### TASK DATA
◆ ◆ ◆
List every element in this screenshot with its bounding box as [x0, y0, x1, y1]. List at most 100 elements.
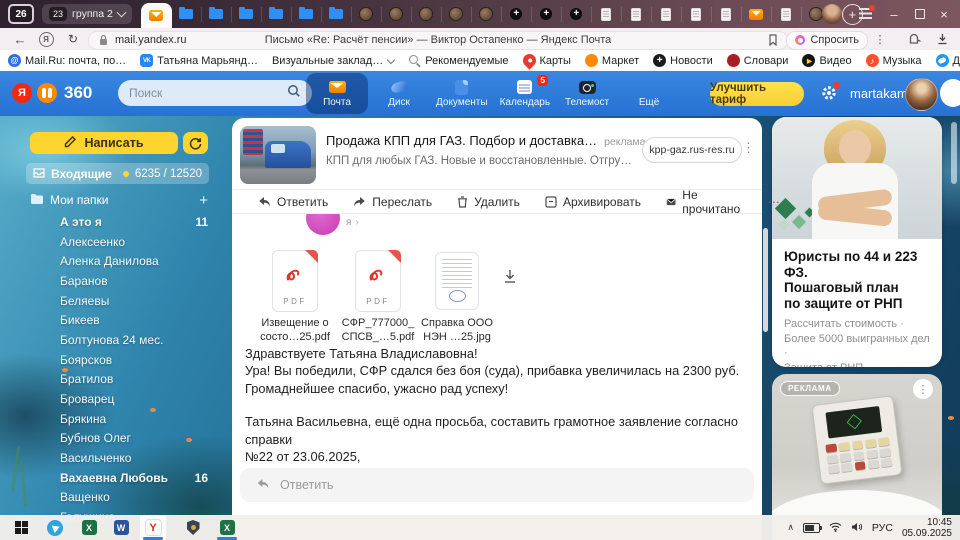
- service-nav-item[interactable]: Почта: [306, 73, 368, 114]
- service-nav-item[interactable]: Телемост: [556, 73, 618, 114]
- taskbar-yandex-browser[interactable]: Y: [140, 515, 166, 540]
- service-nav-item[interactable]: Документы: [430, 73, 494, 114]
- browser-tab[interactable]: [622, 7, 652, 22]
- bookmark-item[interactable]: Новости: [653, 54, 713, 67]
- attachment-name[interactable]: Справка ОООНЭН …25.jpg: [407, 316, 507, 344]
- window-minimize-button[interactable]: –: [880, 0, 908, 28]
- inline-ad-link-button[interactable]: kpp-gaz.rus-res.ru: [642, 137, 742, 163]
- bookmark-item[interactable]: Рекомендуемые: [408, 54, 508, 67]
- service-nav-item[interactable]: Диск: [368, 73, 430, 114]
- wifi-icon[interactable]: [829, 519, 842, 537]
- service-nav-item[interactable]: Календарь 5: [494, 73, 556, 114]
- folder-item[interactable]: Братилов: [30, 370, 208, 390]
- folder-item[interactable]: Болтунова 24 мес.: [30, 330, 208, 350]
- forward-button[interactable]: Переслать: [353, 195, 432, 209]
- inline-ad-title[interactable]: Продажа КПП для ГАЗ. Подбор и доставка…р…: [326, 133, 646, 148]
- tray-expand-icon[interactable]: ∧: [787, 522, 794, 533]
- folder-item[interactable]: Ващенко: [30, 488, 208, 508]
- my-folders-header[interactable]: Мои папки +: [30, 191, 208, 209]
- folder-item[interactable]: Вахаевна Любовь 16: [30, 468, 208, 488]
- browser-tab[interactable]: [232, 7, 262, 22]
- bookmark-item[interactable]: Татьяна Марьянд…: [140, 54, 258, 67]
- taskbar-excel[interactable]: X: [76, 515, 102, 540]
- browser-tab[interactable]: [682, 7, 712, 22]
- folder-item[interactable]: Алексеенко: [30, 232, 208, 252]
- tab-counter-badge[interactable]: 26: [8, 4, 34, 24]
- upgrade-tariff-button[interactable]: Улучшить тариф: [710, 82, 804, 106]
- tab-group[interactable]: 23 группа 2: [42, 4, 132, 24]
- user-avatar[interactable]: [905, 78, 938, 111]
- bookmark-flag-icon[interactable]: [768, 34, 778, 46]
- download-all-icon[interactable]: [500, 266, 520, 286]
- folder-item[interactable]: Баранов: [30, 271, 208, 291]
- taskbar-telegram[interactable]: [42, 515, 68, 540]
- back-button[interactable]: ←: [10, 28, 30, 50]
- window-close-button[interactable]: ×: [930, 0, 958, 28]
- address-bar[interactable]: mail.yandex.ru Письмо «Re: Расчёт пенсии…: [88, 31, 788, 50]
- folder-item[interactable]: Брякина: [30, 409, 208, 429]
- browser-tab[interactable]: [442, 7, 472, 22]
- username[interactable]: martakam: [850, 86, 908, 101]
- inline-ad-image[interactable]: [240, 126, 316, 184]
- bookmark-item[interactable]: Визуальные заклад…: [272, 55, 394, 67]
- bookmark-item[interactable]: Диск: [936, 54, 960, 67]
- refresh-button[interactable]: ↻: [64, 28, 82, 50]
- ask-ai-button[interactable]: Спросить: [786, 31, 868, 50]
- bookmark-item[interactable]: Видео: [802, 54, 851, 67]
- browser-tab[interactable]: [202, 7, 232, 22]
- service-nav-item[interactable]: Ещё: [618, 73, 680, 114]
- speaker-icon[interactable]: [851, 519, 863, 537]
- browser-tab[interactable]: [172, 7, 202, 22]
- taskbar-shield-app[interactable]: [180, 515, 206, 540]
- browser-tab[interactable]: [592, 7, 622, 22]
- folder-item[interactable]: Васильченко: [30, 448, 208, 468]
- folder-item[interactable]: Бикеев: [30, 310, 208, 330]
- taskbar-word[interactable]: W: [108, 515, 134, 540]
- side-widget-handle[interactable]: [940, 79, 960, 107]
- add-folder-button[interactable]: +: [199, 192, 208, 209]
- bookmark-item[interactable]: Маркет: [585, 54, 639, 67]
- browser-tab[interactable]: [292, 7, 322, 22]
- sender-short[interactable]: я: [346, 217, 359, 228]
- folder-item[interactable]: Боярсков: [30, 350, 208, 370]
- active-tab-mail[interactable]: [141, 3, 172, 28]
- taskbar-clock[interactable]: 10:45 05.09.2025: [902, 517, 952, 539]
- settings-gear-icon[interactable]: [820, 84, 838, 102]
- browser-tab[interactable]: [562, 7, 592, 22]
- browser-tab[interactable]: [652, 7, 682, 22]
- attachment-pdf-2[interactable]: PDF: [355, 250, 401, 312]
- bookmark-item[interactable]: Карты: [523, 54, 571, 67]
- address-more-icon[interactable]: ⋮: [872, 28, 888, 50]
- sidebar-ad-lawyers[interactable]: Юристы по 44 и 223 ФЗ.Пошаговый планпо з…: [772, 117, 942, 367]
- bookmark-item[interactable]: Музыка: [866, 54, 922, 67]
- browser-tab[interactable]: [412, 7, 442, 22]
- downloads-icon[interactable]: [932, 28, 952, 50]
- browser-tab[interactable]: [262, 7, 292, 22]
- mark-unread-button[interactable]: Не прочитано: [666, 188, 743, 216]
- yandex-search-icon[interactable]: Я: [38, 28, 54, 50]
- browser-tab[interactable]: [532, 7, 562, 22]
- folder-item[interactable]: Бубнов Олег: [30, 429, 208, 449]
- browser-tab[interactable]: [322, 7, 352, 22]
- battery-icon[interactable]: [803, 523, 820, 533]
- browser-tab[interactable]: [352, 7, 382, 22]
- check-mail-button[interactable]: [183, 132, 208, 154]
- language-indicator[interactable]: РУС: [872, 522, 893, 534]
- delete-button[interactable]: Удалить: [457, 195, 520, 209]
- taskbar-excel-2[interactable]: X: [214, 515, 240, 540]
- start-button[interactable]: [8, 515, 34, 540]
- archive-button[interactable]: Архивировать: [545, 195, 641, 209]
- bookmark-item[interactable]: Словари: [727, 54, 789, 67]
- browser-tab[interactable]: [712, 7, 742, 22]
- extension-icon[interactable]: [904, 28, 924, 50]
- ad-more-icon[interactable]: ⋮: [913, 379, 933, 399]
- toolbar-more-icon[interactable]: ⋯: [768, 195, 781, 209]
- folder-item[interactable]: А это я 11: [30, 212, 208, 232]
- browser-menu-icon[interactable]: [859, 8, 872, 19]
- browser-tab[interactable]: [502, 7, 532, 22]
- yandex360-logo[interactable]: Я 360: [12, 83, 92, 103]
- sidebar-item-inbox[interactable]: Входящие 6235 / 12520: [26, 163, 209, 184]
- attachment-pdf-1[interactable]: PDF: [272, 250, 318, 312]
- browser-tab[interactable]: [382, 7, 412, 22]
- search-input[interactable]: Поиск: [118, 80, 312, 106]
◆ ◆ ◆
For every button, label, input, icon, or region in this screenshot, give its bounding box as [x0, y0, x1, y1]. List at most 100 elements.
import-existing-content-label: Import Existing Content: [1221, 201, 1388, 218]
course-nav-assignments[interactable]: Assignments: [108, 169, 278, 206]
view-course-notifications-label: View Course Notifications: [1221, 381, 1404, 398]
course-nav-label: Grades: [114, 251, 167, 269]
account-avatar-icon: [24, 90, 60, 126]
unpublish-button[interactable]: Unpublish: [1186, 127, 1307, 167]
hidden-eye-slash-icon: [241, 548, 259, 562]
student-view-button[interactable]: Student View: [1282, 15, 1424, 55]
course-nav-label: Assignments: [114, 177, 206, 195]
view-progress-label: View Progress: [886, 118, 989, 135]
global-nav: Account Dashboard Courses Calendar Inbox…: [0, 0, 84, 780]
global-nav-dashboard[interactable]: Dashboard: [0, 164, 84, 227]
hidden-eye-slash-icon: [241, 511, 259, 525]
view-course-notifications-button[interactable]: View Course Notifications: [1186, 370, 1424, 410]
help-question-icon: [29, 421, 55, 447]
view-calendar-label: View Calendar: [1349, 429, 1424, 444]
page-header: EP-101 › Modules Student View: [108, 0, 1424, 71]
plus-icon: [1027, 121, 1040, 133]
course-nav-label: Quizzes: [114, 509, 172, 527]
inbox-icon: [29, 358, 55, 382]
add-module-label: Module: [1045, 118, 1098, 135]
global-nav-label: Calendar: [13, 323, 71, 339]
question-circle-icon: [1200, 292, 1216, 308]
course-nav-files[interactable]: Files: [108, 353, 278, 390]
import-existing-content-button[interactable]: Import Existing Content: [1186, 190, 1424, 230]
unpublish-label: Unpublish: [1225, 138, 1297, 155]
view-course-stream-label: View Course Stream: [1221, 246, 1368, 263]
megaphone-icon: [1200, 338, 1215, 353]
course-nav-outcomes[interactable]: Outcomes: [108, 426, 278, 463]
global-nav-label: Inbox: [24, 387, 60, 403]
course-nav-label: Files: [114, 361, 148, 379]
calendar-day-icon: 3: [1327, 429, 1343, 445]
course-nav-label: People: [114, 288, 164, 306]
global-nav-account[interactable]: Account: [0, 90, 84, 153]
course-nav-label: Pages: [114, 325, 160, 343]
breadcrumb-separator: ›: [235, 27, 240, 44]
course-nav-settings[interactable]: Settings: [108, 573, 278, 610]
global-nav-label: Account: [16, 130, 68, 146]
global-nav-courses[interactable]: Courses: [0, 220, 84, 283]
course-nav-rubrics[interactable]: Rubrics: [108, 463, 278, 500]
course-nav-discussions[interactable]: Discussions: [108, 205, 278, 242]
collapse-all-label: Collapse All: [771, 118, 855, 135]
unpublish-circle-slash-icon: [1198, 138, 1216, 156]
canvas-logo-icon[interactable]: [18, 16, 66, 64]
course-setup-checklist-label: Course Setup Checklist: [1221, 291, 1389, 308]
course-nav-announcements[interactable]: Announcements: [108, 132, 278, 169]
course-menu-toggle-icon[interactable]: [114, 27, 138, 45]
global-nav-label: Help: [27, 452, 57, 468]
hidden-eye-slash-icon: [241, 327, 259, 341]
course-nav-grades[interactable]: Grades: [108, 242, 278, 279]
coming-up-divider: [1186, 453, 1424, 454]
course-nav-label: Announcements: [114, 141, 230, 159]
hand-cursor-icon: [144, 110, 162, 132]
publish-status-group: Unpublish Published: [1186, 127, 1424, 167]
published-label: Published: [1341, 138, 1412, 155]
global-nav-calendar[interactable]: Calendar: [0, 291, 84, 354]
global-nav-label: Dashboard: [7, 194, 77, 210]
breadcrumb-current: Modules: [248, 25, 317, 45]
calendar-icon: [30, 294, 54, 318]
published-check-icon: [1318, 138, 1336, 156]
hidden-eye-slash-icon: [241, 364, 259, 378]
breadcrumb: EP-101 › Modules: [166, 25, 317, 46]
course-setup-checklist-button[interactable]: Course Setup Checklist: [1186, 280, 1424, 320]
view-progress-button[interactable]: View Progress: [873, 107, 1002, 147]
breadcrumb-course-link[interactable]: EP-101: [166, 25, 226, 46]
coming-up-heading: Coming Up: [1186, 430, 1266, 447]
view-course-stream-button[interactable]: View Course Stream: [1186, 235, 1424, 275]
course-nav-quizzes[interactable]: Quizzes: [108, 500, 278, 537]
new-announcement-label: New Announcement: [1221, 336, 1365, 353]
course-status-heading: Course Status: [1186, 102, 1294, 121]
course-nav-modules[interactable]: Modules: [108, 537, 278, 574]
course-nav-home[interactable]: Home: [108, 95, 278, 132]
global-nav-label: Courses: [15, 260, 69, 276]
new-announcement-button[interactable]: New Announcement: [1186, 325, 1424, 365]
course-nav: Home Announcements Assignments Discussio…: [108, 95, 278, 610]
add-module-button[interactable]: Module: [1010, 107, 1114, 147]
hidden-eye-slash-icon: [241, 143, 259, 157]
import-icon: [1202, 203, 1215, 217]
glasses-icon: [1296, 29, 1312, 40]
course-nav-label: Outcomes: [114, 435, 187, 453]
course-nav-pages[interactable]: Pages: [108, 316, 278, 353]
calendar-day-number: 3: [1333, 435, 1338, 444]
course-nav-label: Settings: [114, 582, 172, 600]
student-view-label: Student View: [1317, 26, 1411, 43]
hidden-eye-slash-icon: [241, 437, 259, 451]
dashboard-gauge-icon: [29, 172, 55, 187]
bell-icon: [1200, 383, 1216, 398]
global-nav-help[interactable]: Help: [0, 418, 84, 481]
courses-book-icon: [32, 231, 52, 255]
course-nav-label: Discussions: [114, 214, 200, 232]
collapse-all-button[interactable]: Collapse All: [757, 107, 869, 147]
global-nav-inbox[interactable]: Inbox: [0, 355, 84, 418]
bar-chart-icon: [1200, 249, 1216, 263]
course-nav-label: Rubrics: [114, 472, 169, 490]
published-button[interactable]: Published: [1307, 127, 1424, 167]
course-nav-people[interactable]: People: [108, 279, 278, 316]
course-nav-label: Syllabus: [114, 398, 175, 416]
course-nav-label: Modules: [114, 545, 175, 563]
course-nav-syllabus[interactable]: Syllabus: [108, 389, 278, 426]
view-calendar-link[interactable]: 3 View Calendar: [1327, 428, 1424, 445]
◆ ◆ ◆
### PROBLEM DETAILS
Can you return, unchanged, the lines of the material from the one containing "- service-nav-item[interactable]: Почта: [306, 73, 368, 114]" through the one containing "- folder-item[interactable]: Алексеенко: [30, 232, 208, 252]", including both of those lines?

### REPLY
- service-nav-item[interactable]: Почта: [306, 73, 368, 114]
- service-nav-item[interactable]: Телемост: [556, 73, 618, 114]
- taskbar-yandex-browser[interactable]: Y: [140, 515, 166, 540]
- service-nav-item[interactable]: Документы: [430, 73, 494, 114]
- browser-tab[interactable]: [622, 7, 652, 22]
- bookmark-item[interactable]: Новости: [653, 54, 713, 67]
- attachment-name[interactable]: Справка ОООНЭН …25.jpg: [407, 316, 507, 344]
- window-minimize-button[interactable]: –: [880, 0, 908, 28]
- inline-ad-link-button[interactable]: kpp-gaz.rus-res.ru: [642, 137, 742, 163]
- bookmark-item[interactable]: Рекомендуемые: [408, 54, 508, 67]
- service-nav-item[interactable]: Диск: [368, 73, 430, 114]
- wifi-icon[interactable]: [829, 519, 842, 537]
- service-nav-item[interactable]: Календарь 5: [494, 73, 556, 114]
- folder-item[interactable]: Братилов: [30, 370, 208, 390]
- folder-item[interactable]: Болтунова 24 мес.: [30, 330, 208, 350]
- forward-button[interactable]: Переслать: [353, 195, 432, 209]
- inline-ad-title[interactable]: Продажа КПП для ГАЗ. Подбор и доставка…р…: [326, 133, 646, 148]
- tray-expand-icon[interactable]: ∧: [787, 522, 794, 533]
- folder-item[interactable]: Ващенко: [30, 488, 208, 508]
- my-folders-header[interactable]: Мои папки +: [30, 191, 208, 209]
- folder-item[interactable]: Вахаевна Любовь 16: [30, 468, 208, 488]
- browser-tab[interactable]: [232, 7, 262, 22]
- bookmark-item[interactable]: Татьяна Марьянд…: [140, 54, 258, 67]
- taskbar-excel[interactable]: X: [76, 515, 102, 540]
- browser-tab[interactable]: [682, 7, 712, 22]
- folder-item[interactable]: Алексеенко: [30, 232, 208, 252]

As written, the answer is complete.